> [EXERCISE AIM]
Wherever the string "resources" appears in a line, extract that line.

> [RAW DATA]
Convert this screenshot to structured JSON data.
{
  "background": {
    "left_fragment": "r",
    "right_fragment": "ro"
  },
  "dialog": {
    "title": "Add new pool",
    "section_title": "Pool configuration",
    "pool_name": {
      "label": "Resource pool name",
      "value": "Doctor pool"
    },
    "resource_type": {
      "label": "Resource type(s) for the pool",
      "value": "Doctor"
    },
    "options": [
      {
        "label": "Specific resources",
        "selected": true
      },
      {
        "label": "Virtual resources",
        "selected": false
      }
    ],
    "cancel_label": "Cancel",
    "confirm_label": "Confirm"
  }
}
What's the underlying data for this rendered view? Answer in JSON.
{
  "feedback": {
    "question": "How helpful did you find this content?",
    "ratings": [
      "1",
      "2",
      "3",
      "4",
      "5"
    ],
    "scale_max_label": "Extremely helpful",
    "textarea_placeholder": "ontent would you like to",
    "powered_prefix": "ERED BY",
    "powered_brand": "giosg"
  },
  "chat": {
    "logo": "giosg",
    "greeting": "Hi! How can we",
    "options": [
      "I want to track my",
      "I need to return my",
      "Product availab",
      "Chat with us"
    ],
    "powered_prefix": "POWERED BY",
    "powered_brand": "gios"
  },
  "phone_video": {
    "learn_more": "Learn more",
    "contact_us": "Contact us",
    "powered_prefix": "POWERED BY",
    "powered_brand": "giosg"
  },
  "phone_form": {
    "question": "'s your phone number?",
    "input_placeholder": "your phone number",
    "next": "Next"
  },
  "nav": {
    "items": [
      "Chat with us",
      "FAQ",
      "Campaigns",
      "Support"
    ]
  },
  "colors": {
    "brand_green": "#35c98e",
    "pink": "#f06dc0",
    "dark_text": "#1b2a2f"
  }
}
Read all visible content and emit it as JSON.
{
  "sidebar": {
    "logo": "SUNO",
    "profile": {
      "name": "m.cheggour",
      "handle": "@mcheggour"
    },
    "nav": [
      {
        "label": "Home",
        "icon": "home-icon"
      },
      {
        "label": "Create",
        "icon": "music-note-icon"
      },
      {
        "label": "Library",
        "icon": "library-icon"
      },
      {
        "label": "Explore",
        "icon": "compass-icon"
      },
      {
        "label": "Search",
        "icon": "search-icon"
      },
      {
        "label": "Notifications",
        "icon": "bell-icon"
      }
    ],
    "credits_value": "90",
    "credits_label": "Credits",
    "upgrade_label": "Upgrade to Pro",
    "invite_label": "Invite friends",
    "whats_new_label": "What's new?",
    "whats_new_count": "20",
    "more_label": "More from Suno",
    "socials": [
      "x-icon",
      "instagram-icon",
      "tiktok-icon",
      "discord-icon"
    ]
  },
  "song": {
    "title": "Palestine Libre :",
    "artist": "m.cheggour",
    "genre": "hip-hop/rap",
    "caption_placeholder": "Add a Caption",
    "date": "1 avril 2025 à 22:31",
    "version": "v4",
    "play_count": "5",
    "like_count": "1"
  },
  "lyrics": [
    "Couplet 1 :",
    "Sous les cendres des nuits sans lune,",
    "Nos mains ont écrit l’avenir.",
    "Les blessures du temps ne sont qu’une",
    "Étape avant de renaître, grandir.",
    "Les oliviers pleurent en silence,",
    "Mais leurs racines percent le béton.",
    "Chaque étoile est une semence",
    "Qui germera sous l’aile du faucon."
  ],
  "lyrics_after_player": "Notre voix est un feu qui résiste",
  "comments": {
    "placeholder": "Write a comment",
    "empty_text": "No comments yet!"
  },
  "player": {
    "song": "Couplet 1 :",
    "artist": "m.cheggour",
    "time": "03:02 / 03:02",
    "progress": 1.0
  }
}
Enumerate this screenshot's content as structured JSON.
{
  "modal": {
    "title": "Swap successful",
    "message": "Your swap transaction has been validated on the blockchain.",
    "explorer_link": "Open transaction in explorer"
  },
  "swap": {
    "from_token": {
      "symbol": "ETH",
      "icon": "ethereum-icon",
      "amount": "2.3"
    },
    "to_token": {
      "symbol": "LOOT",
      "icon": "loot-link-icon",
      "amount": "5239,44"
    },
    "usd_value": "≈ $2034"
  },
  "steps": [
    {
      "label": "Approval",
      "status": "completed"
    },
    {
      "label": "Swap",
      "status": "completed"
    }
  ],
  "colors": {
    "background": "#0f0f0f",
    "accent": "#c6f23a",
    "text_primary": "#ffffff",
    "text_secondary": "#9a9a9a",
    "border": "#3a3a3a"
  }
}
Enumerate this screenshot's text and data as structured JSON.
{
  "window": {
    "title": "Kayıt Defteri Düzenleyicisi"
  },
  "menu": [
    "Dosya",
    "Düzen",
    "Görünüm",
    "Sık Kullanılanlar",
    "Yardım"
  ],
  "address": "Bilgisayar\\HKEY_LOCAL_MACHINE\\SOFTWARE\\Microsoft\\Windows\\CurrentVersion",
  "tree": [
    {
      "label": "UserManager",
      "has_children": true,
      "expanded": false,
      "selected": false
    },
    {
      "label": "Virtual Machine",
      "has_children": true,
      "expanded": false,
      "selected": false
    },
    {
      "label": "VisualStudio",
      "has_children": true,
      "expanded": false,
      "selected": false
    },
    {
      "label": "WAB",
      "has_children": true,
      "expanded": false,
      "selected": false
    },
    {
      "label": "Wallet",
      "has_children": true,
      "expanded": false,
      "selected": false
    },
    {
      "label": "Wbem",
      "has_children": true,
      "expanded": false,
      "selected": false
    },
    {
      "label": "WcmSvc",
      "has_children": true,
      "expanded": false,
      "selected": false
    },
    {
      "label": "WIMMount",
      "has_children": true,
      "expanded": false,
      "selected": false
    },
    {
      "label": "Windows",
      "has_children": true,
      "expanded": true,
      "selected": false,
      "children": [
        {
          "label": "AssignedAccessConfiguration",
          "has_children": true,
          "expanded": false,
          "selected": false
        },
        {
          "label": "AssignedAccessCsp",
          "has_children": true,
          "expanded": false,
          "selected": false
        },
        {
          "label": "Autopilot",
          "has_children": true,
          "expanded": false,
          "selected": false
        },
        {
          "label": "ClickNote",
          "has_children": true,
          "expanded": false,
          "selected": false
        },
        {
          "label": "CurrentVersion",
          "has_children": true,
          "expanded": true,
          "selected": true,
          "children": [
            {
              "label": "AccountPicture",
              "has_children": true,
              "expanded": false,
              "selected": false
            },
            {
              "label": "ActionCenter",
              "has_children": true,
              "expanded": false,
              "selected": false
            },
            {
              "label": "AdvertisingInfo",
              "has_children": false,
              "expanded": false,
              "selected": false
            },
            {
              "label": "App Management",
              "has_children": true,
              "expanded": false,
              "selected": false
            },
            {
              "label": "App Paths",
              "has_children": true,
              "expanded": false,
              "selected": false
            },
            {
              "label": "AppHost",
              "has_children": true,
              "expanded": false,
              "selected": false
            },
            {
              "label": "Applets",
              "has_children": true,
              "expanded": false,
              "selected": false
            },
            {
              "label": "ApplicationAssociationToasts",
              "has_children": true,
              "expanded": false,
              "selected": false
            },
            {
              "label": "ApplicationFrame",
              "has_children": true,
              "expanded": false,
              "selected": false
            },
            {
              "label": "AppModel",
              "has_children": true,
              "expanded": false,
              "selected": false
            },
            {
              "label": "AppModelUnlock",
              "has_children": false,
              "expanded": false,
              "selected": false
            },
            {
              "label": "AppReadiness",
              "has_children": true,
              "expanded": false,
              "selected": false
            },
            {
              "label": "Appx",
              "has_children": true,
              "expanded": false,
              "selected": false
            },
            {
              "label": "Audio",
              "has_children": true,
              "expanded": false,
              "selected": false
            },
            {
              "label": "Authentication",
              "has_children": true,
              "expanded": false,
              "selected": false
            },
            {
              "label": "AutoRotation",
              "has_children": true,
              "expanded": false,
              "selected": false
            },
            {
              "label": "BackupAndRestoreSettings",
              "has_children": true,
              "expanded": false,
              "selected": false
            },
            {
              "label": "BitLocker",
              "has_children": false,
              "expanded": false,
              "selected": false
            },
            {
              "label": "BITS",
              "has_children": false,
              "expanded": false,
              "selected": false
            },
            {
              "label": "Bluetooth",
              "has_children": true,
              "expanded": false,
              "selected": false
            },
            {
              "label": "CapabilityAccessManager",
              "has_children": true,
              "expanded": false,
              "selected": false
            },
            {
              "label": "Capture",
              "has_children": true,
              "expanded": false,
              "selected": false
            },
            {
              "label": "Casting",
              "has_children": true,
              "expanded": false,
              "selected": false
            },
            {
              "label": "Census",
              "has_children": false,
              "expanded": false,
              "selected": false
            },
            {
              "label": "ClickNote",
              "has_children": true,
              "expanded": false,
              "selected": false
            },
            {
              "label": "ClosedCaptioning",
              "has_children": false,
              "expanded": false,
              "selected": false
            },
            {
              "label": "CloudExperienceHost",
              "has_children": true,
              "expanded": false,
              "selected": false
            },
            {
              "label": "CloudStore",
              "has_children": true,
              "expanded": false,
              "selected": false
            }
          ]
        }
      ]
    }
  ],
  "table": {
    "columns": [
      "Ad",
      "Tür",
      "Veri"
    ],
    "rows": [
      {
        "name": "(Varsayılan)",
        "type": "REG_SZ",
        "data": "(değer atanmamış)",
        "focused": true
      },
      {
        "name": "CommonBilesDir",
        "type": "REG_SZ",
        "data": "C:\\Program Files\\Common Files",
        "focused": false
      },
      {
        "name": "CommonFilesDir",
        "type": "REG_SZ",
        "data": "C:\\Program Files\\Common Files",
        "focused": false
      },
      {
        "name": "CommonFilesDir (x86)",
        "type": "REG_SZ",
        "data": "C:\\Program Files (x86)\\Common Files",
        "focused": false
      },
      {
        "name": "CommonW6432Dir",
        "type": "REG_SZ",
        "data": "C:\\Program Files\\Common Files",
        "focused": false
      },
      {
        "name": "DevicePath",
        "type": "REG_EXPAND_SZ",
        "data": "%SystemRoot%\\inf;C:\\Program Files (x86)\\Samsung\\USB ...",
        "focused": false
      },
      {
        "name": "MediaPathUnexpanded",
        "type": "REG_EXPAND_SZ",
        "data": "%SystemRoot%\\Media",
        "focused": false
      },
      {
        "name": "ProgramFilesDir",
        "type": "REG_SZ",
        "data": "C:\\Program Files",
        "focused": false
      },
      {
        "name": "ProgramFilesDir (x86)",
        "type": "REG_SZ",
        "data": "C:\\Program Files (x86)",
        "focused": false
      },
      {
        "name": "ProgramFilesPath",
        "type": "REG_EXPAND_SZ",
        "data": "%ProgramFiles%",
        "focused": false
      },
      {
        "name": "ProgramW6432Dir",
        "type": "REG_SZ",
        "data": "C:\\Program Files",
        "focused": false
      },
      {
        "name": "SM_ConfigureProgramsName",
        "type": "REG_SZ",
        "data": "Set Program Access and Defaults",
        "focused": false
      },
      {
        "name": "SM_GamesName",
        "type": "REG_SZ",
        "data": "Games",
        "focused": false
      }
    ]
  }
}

> [WRITTEN SOLUTION]
        "label": "Specific resources",
        "label": "Virtual resources",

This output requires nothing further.